GOAL OF THE EXERCISE: Please print the lines of the material from the line containing "woman-reading-sitting [942, 605, 1095, 840]" through the line containing "people-reading-illustration [855, 248, 1720, 855]", both included, exactly as they appear.
»»
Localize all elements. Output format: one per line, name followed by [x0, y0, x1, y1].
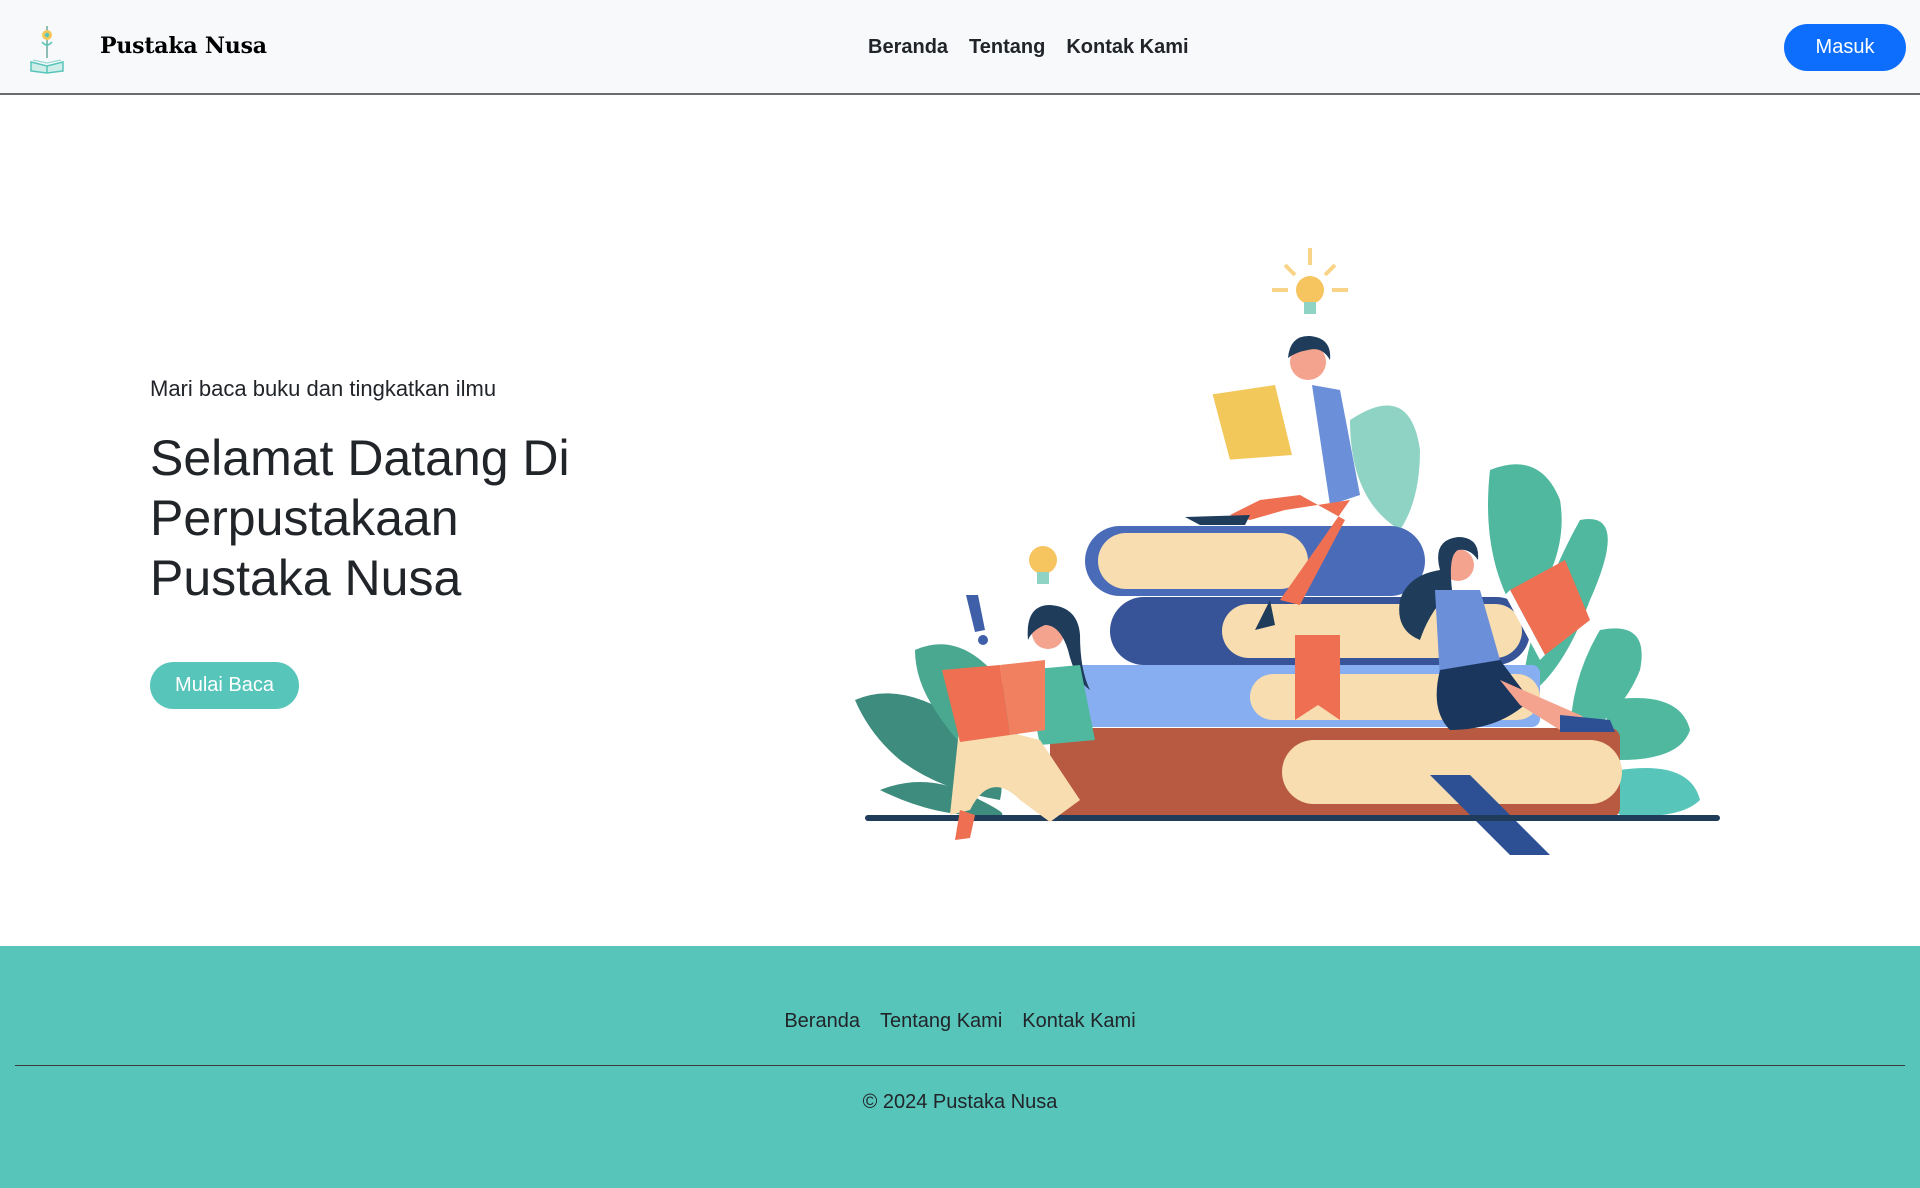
woman-reading-sitting [942, 605, 1095, 840]
hero-title: Selamat Datang Di Perpustakaan Pustaka N… [150, 428, 670, 608]
footer-link-kontak-kami[interactable]: Kontak Kami [1022, 1010, 1135, 1033]
navbar: Pustaka Nusa Beranda Tentang Kontak Kami… [0, 0, 1920, 95]
brand-logo-icon[interactable] [28, 24, 66, 74]
brand-name[interactable]: Pustaka Nusa [100, 33, 267, 59]
exclamation-icon [966, 595, 988, 645]
footer-divider [15, 1065, 1905, 1066]
footer-link-tentang-kami[interactable]: Tentang Kami [880, 1010, 1002, 1033]
hero-title-line-2: Perpustakaan [150, 490, 459, 546]
hero-tagline: Mari baca buku dan tingkatkan ilmu [150, 376, 497, 401]
hero-title-line-3: Pustaka Nusa [150, 550, 462, 606]
footer-link-beranda[interactable]: Beranda [784, 1010, 860, 1033]
footer-links: Beranda Tentang Kami Kontak Kami [0, 1010, 1920, 1033]
footer [0, 946, 1920, 1188]
hero-title-line-1: Selamat Datang Di [150, 430, 570, 486]
main-nav: Beranda Tentang Kontak Kami [868, 36, 1189, 59]
login-button[interactable]: Masuk [1784, 24, 1906, 71]
nav-link-tentang[interactable]: Tentang [969, 36, 1045, 59]
start-reading-button[interactable]: Mulai Baca [150, 662, 299, 709]
copyright-text: © 2024 Pustaka Nusa [862, 1091, 1058, 1113]
lightbulb-top-icon [1272, 248, 1348, 314]
lightbulb-left-icon [1029, 546, 1057, 584]
people-reading-illustration [855, 248, 1720, 855]
nav-link-beranda[interactable]: Beranda [868, 36, 948, 59]
nav-link-kontak-kami[interactable]: Kontak Kami [1066, 36, 1188, 59]
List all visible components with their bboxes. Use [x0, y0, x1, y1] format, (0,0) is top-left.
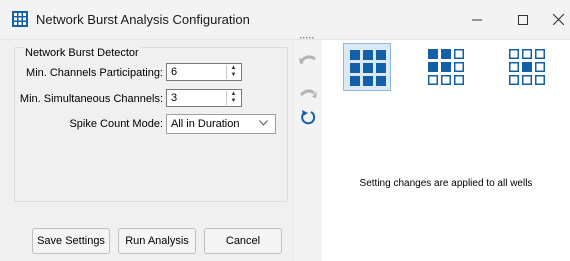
spike-count-mode-label: Spike Count Mode: — [69, 118, 163, 130]
reset-icon[interactable] — [299, 109, 317, 125]
close-button[interactable] — [546, 0, 570, 39]
save-settings-button[interactable]: Save Settings — [32, 228, 110, 254]
min-simultaneous-channels-input[interactable]: 3 ▲ ▼ — [166, 89, 242, 107]
spin-up-icon[interactable]: ▲ — [227, 91, 240, 98]
minimize-button[interactable] — [454, 0, 500, 39]
cancel-button[interactable]: Cancel — [204, 228, 282, 254]
redo-icon[interactable] — [299, 83, 317, 99]
window-title: Network Burst Analysis Configuration — [36, 12, 250, 27]
title-bar: Network Burst Analysis Configuration — [0, 0, 570, 40]
run-analysis-button[interactable]: Run Analysis — [118, 228, 196, 254]
network-burst-detector-group: Network Burst Detector Min. Channels Par… — [14, 47, 288, 202]
min-channels-participating-input[interactable]: 6 ▲ ▼ — [166, 63, 242, 81]
minimize-icon — [472, 19, 482, 20]
well-layout-panel: Setting changes are applied to all wells — [322, 40, 570, 261]
spin-down-icon[interactable]: ▼ — [227, 98, 240, 105]
undo-icon[interactable] — [299, 52, 317, 68]
spin-up-icon[interactable]: ▲ — [227, 65, 240, 72]
grip-icon — [300, 37, 314, 39]
grid-app-icon — [12, 11, 28, 27]
spin-arrows[interactable]: ▲ ▼ — [226, 91, 240, 105]
spin-value: 3 — [171, 92, 178, 104]
layout-option-center[interactable] — [503, 43, 551, 91]
spin-down-icon[interactable]: ▼ — [227, 72, 240, 79]
spin-value: 6 — [171, 66, 178, 78]
min-simultaneous-channels-label: Min. Simultaneous Channels: — [19, 93, 163, 105]
close-icon — [552, 14, 564, 25]
grid-top-left-icon — [428, 49, 464, 85]
chevron-down-icon — [259, 120, 268, 126]
spike-count-mode-select[interactable]: All in Duration — [166, 114, 276, 134]
grid-center-icon — [509, 49, 545, 85]
maximize-icon — [518, 14, 528, 25]
group-label: Network Burst Detector — [23, 47, 141, 59]
layout-option-full[interactable] — [343, 43, 391, 91]
vertical-toolbar — [293, 37, 323, 261]
min-channels-participating-label: Min. Channels Participating: — [26, 67, 163, 79]
spin-arrows[interactable]: ▲ ▼ — [226, 65, 240, 79]
layout-option-top-left[interactable] — [422, 43, 470, 91]
select-value: All in Duration — [171, 118, 240, 130]
settings-panel: Network Burst Detector Min. Channels Par… — [0, 40, 293, 261]
grid-full-icon — [350, 50, 386, 86]
apply-note: Setting changes are applied to all wells — [359, 178, 533, 189]
maximize-button[interactable] — [500, 0, 546, 39]
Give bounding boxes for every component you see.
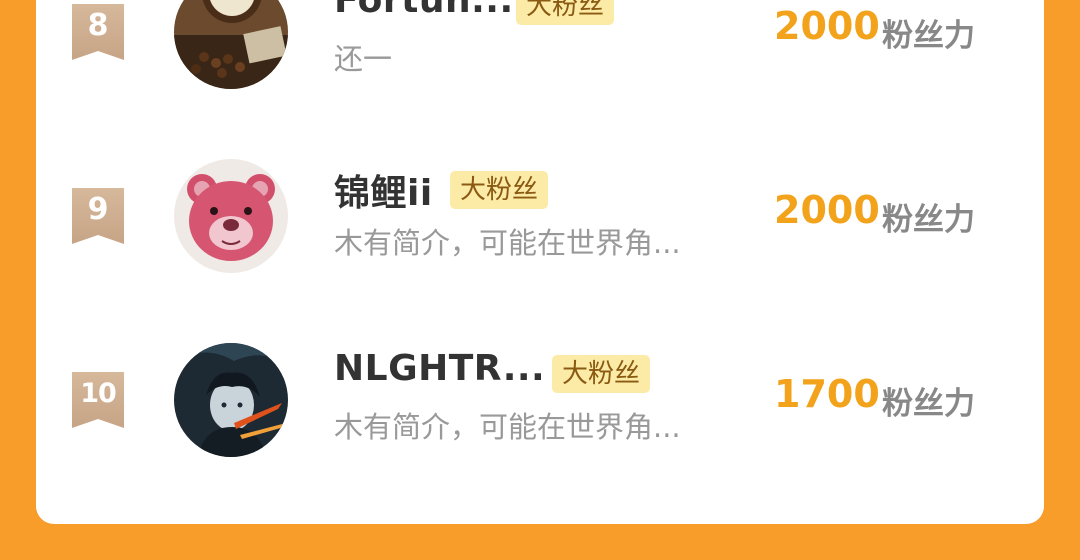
- fan-ranking-card: 8 Fortun... 大粉丝 还一 2000 粉丝力 9 锦鲤ii 大粉丝 木…: [36, 0, 1044, 524]
- rank-number: 8: [87, 8, 109, 43]
- rank-ribbon: 9: [72, 188, 124, 244]
- rank-number: 9: [87, 192, 109, 227]
- avatar[interactable]: [174, 0, 288, 89]
- pink-bear-avatar-icon: [174, 159, 288, 273]
- fan-level-badge: 大粉丝: [450, 171, 549, 209]
- fan-power-value: 2000: [774, 4, 880, 48]
- user-name[interactable]: 锦鲤ii: [334, 164, 433, 216]
- fan-level-badge: 大粉丝: [552, 355, 651, 393]
- rank-ribbon: 10: [72, 372, 124, 428]
- ranking-row[interactable]: 9 锦鲤ii 大粉丝 木有简介，可能在世界角... 2000 粉丝力: [36, 154, 1044, 284]
- fan-power-unit: 粉丝力: [882, 386, 975, 422]
- fan-power-unit: 粉丝力: [882, 202, 975, 238]
- user-name[interactable]: Fortun...: [334, 0, 514, 21]
- fan-level-badge: 大粉丝: [516, 0, 615, 25]
- user-name[interactable]: NLGHTR...: [334, 348, 545, 389]
- fan-power-value: 1700: [774, 372, 880, 416]
- ranking-row[interactable]: 10 NLGHTR... 大粉丝 木有简介，可能在世界角... 1700 粉丝力: [36, 338, 1044, 468]
- avatar[interactable]: [174, 343, 288, 457]
- avatar[interactable]: [174, 159, 288, 273]
- user-bio: 还一: [334, 42, 393, 76]
- anime-character-avatar-icon: [174, 343, 288, 457]
- user-bio: 木有简介，可能在世界角...: [334, 226, 681, 260]
- fan-power-value: 2000: [774, 188, 880, 232]
- user-bio: 木有简介，可能在世界角...: [334, 410, 681, 444]
- fan-power-unit: 粉丝力: [882, 18, 975, 54]
- rank-ribbon: 8: [72, 4, 124, 60]
- ranking-row[interactable]: 8 Fortun... 大粉丝 还一 2000 粉丝力: [36, 0, 1044, 100]
- clock-photo-avatar-icon: [174, 0, 288, 89]
- rank-number: 10: [80, 378, 117, 409]
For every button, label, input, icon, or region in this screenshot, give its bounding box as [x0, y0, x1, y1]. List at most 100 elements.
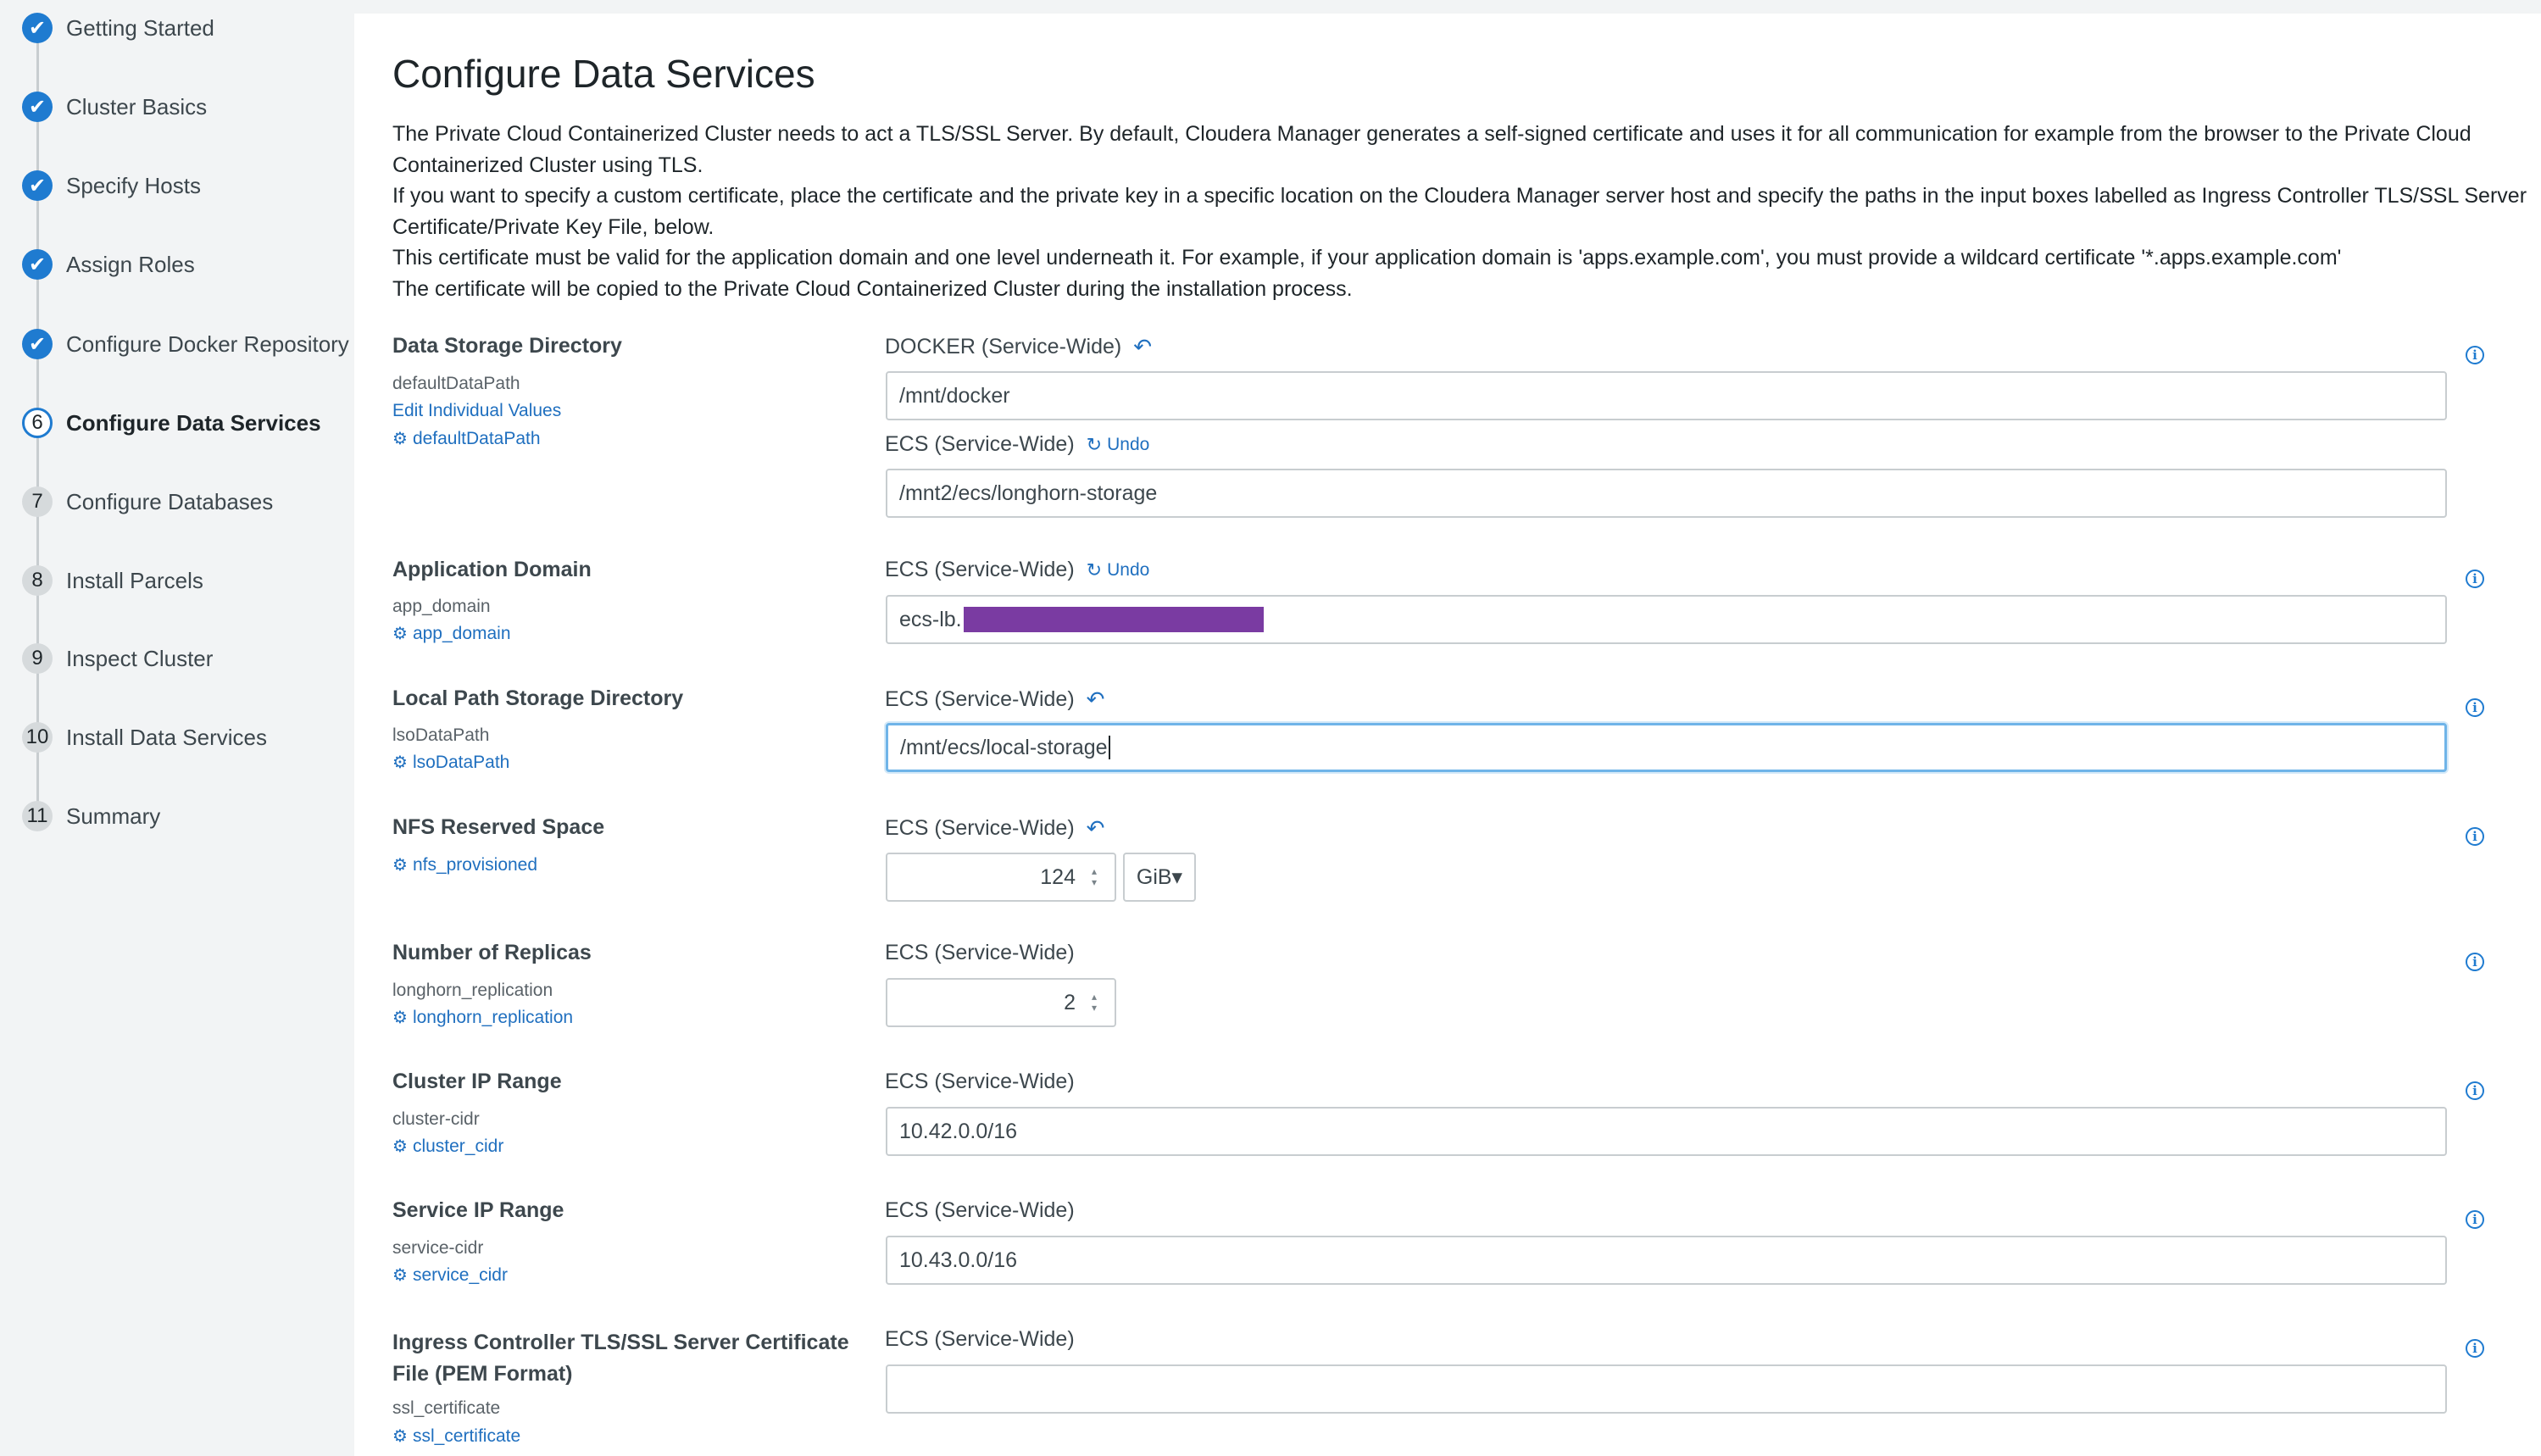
««
PROBLEM SOLUTION:
woman-reading-sitting [942, 605, 1095, 840]
hero-title: Selamat Datang Di Perpustakaan Pustaka N… [150, 428, 670, 608]
footer-link-kontak-kami[interactable]: Kontak Kami [1022, 1010, 1135, 1033]
navbar: Pustaka Nusa Beranda Tentang Kontak Kami… [0, 0, 1920, 95]
brand-logo-icon[interactable] [28, 24, 66, 74]
brand-name[interactable]: Pustaka Nusa [100, 33, 267, 59]
exclamation-icon [966, 595, 988, 645]
footer-divider [15, 1065, 1905, 1066]
footer-link-tentang-kami[interactable]: Tentang Kami [880, 1010, 1002, 1033]
hero-title-line-2: Perpustakaan [150, 490, 459, 546]
hero-tagline: Mari baca buku dan tingkatkan ilmu [150, 376, 497, 401]
hero-title-line-3: Pustaka Nusa [150, 550, 462, 606]
footer-link-beranda[interactable]: Beranda [784, 1010, 860, 1033]
footer-links: Beranda Tentang Kami Kontak Kami [0, 1010, 1920, 1033]
footer [0, 946, 1920, 1188]
hero-title-line-1: Selamat Datang Di [150, 430, 570, 486]
main-nav: Beranda Tentang Kontak Kami [868, 36, 1189, 59]
login-button[interactable]: Masuk [1784, 24, 1906, 71]
nav-link-tentang[interactable]: Tentang [969, 36, 1045, 59]
start-reading-button[interactable]: Mulai Baca [150, 662, 299, 709]
copyright-text: © 2024 Pustaka Nusa [862, 1091, 1058, 1113]
lightbulb-top-icon [1272, 248, 1348, 314]
lightbulb-left-icon [1029, 546, 1057, 584]
people-reading-illustration [855, 248, 1720, 855]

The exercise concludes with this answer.